Copy word for word the lines from the start of the records through the line containing "- wedge-increase-el-salvador: [298, 285, 394, 376]".

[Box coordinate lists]
◆ ◆ ◆ ◆

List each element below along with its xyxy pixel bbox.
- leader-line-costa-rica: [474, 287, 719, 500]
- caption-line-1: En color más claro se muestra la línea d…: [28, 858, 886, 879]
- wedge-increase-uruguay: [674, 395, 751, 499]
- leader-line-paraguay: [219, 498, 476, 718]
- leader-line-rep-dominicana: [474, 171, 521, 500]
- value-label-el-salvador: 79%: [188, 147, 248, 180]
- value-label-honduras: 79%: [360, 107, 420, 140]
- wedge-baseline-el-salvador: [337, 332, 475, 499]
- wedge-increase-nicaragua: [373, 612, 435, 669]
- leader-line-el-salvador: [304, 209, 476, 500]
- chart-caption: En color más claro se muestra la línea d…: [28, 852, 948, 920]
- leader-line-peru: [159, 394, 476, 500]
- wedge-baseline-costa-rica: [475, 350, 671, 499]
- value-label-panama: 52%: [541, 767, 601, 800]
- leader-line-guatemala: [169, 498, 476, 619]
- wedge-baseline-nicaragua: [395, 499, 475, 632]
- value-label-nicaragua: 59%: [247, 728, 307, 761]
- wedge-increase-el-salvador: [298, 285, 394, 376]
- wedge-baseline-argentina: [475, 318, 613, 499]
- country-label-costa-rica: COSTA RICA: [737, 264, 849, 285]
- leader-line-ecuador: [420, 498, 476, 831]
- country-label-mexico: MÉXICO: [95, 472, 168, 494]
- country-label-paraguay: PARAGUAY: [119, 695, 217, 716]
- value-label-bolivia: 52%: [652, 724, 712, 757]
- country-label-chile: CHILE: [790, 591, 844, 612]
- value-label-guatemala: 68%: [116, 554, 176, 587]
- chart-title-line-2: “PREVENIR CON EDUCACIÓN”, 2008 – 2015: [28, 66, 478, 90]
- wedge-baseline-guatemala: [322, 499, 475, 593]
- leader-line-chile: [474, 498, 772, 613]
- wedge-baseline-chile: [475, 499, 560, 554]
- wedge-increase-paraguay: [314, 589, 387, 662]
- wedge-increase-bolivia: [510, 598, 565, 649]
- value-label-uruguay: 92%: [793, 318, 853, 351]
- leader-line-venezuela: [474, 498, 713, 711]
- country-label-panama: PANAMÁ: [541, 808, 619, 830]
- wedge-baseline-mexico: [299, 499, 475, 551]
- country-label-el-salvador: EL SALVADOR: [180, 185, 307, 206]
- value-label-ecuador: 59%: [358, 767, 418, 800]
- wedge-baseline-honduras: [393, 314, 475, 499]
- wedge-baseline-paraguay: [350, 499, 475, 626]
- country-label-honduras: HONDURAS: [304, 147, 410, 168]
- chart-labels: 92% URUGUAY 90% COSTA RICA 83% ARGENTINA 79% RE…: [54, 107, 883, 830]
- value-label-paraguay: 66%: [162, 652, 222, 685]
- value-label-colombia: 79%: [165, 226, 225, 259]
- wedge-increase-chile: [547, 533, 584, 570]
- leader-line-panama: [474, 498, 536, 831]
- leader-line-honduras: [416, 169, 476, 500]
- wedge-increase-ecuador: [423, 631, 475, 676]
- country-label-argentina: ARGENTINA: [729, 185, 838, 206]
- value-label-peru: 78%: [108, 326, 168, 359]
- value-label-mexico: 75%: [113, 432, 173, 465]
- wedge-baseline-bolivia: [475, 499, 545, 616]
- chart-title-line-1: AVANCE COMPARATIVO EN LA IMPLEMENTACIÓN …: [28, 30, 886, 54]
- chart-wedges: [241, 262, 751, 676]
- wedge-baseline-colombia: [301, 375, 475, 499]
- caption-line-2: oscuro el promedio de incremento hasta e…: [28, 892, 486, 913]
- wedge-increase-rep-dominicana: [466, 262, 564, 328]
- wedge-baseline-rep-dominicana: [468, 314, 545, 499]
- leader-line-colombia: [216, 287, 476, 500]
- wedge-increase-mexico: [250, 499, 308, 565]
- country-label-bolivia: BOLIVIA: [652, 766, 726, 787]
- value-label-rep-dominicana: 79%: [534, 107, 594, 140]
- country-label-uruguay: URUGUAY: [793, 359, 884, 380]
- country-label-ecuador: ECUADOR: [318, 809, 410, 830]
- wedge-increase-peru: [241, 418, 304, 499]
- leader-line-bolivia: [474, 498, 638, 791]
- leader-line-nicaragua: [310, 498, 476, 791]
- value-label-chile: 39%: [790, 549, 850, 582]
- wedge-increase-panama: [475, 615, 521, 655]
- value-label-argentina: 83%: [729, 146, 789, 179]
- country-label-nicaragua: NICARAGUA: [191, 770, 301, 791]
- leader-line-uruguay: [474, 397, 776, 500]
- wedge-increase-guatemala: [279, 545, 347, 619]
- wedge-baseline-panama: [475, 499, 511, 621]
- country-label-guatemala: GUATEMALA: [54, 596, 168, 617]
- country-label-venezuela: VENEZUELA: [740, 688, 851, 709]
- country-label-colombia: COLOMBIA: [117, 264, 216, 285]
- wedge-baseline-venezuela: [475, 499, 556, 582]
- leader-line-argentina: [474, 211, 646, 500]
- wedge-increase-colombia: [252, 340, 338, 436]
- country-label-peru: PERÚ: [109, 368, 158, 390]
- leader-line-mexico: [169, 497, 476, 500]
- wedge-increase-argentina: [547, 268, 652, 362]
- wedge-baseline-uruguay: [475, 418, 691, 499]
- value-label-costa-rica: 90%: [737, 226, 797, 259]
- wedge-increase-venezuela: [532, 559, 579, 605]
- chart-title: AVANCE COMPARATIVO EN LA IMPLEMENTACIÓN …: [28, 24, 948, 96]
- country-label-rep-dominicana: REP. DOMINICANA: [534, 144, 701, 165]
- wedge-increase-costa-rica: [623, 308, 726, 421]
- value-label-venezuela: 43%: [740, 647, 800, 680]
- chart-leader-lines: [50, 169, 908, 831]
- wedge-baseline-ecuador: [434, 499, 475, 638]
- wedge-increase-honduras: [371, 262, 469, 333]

◆ ◆ ◆ ◆

# The solution:
List each element below along with its xyxy pixel bbox.
- leader-line-costa-rica: [474, 287, 719, 500]
- caption-line-1: En color más claro se muestra la línea d…: [28, 858, 886, 879]
- wedge-increase-uruguay: [674, 395, 751, 499]
- leader-line-paraguay: [219, 498, 476, 718]
- leader-line-rep-dominicana: [474, 171, 521, 500]
- value-label-el-salvador: 79%: [188, 147, 248, 180]
- value-label-honduras: 79%: [360, 107, 420, 140]
- wedge-baseline-el-salvador: [337, 332, 475, 499]
- wedge-increase-nicaragua: [373, 612, 435, 669]
- leader-line-el-salvador: [304, 209, 476, 500]
- chart-caption: En color más claro se muestra la línea d…: [28, 852, 948, 920]
- leader-line-peru: [159, 394, 476, 500]
- wedge-baseline-costa-rica: [475, 350, 671, 499]
- value-label-panama: 52%: [541, 767, 601, 800]
- leader-line-guatemala: [169, 498, 476, 619]
- wedge-baseline-nicaragua: [395, 499, 475, 632]
- value-label-nicaragua: 59%: [247, 728, 307, 761]
- wedge-increase-el-salvador: [298, 285, 394, 376]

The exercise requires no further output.